▸ **Text segment**
————

For example, higher resistance heater materials may be required in order to provide relatively large micro-fluid ejection head substrates so as to achieve faster fluid ejection speeds while using lower driving currents and lower nucleation energies. Higher resistance heater materials may also be required in order to provide ejection heads having less sensitivity to parasitic resistance thereby providing more consistent ejection droplet amounts. Accordingly, there continues to be a need for improved heater materials for micro-fluid ejection heads that can provide higher resistance, especially those that have greater bulk resistance and sheet resistance uniformity and a lower temperature coefficient of resistivity (TCR).

In one of the disclosed exemplary embodiments, a micro-fluid ejection head is provided that has relatively high resistance thin film heaters. The thin film heaters are made of silicon, metal and carbon (SiMC wherein M is a metal, such as chromium). The thin film heaters have a sheet resistance ranging from about 100 to about 600 ohms per square, and the SiMC thin film material of the heaters has a thickness ranging from about 100 to about 800 Angstroms.

In another exemplary embodiment, there is provided a method for making a micro-fluid ejection head, such as one for a micro-fluid ejection device. The method includes depositing a thin film material comprising silicon, metal and carbon (SiMC wherein M is a metal such as chromium) adjacent to a surface of a substrate to form a thin film resistive layer. The thin film resistive layer has a sheet resistance ranging from about 100 to about 600 ohms per square, a thickness ranging from about 100 to about 800 Angstroms, and a bulk resistivity ranging from about 300 to about 4000 μohm·cm. Anode and cathode conductors are defined adjacent to the thin film resistive layer to provide thin film heaters.

————

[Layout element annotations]
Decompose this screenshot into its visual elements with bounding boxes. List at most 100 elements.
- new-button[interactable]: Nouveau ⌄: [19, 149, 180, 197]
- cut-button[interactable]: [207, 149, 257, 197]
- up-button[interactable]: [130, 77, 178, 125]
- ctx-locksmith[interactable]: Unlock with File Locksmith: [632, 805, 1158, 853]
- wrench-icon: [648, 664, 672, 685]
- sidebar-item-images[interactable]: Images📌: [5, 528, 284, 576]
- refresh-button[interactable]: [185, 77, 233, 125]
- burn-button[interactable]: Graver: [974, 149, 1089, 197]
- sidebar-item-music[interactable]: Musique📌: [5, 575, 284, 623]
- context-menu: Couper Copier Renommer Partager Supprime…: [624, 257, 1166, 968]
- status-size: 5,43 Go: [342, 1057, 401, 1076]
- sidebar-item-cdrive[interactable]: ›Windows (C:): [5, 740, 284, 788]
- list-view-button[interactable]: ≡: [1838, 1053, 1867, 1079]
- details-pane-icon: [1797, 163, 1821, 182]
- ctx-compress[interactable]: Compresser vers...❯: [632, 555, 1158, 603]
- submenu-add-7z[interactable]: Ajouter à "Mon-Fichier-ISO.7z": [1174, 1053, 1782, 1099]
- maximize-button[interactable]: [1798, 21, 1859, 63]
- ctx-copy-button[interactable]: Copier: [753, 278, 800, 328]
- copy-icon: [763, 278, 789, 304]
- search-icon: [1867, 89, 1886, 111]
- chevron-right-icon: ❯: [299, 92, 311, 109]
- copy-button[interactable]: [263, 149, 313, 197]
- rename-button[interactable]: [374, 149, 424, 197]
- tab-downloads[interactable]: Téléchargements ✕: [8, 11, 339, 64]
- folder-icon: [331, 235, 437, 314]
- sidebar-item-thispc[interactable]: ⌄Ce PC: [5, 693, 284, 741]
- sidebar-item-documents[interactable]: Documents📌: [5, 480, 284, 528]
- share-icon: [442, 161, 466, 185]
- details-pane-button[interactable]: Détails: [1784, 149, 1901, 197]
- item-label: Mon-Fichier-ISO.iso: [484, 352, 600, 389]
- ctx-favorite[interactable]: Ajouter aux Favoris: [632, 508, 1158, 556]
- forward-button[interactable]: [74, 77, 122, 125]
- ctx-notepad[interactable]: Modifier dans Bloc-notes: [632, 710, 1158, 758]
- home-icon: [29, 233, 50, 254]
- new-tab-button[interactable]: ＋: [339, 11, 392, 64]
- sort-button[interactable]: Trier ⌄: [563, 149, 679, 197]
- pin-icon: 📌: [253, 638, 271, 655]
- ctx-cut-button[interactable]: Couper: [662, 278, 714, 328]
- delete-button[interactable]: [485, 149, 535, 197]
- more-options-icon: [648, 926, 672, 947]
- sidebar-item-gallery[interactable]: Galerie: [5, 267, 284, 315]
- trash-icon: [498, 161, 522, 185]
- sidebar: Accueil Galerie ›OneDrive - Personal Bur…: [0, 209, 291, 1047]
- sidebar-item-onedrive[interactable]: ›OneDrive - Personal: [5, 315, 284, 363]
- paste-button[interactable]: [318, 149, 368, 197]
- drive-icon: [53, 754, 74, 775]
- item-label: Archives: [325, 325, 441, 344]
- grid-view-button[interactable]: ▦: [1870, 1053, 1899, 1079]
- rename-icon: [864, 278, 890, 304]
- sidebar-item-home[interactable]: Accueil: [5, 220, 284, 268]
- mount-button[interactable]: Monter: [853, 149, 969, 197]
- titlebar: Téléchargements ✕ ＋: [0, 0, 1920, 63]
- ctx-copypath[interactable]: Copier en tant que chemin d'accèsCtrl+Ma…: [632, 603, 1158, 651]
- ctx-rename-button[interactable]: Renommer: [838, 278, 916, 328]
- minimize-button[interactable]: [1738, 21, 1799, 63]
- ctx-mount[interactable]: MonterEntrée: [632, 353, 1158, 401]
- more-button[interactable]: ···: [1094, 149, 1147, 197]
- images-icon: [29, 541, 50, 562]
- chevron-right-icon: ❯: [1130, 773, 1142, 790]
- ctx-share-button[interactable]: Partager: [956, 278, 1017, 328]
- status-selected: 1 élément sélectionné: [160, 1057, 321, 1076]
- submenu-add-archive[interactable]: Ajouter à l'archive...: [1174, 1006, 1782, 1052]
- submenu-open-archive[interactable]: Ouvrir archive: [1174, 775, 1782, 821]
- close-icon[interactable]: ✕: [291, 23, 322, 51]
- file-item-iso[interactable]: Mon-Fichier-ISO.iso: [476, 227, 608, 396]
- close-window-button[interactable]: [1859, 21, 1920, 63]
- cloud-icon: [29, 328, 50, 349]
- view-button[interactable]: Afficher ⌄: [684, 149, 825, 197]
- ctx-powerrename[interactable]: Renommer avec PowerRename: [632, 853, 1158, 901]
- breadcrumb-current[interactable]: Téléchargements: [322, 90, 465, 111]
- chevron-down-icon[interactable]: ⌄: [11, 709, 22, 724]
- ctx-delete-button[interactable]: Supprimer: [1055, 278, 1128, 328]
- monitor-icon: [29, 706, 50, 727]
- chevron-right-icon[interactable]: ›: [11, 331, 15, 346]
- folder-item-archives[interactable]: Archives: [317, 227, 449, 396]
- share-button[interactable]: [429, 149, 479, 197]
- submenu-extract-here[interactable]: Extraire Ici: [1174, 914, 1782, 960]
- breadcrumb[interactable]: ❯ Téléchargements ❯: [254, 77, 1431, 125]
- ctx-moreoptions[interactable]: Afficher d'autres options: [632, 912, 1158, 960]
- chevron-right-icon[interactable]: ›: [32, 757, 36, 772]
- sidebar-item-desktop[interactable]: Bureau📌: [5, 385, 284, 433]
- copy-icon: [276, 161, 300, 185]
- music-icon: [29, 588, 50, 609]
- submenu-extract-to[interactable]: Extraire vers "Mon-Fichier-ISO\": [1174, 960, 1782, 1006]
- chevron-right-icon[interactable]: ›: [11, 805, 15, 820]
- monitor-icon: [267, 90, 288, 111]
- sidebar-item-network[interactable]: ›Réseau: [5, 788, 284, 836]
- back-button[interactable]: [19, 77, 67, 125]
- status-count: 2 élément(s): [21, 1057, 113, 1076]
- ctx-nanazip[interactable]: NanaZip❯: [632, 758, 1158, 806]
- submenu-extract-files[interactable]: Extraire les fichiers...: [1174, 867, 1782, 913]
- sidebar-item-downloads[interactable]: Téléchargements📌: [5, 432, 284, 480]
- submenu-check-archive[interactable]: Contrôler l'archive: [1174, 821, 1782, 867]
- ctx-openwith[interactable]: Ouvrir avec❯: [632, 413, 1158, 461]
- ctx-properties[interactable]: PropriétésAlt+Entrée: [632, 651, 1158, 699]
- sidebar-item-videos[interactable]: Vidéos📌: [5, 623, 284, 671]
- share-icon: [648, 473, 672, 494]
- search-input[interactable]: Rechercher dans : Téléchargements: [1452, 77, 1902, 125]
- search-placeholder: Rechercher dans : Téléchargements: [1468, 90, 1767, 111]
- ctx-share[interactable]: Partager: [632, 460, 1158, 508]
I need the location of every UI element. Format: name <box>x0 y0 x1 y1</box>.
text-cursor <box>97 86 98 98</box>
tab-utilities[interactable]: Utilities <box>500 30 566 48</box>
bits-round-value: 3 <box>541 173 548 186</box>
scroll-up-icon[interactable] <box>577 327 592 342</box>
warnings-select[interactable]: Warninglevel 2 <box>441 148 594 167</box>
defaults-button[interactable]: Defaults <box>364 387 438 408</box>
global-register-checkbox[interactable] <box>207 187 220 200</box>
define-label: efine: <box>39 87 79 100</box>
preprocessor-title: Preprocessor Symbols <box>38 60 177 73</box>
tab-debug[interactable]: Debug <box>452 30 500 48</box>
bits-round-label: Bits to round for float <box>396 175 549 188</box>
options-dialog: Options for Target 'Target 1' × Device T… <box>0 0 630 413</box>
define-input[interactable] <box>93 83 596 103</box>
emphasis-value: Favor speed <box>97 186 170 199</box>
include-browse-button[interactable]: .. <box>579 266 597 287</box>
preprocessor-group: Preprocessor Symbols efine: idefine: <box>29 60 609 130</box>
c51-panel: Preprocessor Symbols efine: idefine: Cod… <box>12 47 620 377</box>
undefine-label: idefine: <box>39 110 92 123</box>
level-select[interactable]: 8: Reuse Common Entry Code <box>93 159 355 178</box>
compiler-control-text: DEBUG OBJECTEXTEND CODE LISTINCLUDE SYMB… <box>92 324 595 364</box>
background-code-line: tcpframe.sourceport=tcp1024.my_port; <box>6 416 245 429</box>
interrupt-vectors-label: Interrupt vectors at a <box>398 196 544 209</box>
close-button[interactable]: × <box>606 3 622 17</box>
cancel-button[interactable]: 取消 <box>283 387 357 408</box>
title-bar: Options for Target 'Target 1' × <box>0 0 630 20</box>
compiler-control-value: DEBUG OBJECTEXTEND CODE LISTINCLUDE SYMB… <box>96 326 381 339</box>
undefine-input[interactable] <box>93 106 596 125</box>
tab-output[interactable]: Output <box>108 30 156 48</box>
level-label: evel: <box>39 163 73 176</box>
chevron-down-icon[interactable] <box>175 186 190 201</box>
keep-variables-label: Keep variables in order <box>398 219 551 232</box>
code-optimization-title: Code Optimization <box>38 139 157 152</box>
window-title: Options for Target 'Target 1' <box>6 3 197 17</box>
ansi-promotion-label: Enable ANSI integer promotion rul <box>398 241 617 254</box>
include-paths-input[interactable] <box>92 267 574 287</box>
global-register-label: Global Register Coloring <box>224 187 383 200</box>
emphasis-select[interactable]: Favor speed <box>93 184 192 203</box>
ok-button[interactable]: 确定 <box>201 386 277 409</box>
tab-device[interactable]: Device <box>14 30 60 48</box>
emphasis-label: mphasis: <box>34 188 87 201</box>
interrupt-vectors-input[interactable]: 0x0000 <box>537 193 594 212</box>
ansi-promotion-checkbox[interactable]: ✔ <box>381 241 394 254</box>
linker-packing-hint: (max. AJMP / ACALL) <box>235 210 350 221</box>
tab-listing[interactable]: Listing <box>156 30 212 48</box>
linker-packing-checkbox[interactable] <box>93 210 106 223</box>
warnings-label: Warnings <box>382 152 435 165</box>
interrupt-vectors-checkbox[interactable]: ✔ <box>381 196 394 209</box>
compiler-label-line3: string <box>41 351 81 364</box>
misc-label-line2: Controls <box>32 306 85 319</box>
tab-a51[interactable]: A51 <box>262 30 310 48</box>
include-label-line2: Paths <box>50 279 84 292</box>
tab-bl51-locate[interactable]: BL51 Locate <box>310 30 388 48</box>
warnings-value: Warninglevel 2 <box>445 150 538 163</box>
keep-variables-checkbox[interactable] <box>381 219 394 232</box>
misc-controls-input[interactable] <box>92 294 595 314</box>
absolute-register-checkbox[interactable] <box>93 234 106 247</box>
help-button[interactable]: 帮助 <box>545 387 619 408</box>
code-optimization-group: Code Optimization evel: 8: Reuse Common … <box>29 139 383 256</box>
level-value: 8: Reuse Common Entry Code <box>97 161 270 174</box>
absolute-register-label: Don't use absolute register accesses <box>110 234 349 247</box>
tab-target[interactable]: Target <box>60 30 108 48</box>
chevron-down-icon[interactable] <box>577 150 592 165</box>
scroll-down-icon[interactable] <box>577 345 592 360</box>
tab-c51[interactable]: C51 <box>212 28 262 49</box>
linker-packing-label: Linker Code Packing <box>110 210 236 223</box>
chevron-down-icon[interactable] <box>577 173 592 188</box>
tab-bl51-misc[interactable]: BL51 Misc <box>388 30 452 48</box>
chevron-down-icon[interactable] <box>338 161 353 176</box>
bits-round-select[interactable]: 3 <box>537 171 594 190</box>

————

In the text on micro-fluid ejection head heaters, what thickness range is given for the SiMC thin film material? The records have no connection to the text.

▸ **Written answer**
From about 100 to about 800 Angstroms.